▸ What is being asked:
Copy out all of the material exactly as presented.

• • • • •

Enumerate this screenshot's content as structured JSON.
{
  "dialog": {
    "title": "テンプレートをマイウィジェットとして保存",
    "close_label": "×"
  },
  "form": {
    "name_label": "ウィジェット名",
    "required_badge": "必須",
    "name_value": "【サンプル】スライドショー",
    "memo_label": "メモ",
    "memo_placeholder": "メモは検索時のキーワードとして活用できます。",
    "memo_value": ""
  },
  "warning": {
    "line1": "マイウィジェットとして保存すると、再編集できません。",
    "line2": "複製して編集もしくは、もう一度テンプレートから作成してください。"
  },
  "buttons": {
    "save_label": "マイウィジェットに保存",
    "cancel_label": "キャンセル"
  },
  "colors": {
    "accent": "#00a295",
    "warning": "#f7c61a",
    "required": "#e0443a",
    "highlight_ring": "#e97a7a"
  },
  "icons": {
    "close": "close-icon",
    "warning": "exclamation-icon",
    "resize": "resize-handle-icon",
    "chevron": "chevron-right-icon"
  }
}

• • • • •

▸ Worked answer:
Enumerate this screenshot's content as structured JSON.
{
  "dialog": {
    "title": "テンプレートをマイウィジェットとして保存",
    "close_label": "×"
  },
  "form": {
    "name_label": "ウィジェット名",
    "required_badge": "必須",
    "name_value": "【サンプル】スライドショー",
    "memo_label": "メモ",
    "memo_placeholder": "メモは検索時のキーワードとして活用できます。",
    "memo_value": ""
  },
  "warning": {
    "line1": "マイウィジェットとして保存すると、再編集できません。",
    "line2": "複製して編集もしくは、もう一度テンプレートから作成してください。"
  },
  "buttons": {
    "save_label": "マイウィジェットに保存",
    "cancel_label": "キャンセル"
  },
  "colors": {
    "accent": "#00a295",
    "warning": "#f7c61a",
    "required": "#e0443a",
    "highlight_ring": "#e97a7a"
  },
  "icons": {
    "close": "close-icon",
    "warning": "exclamation-icon",
    "resize": "resize-handle-icon",
    "chevron": "chevron-right-icon"
  }
}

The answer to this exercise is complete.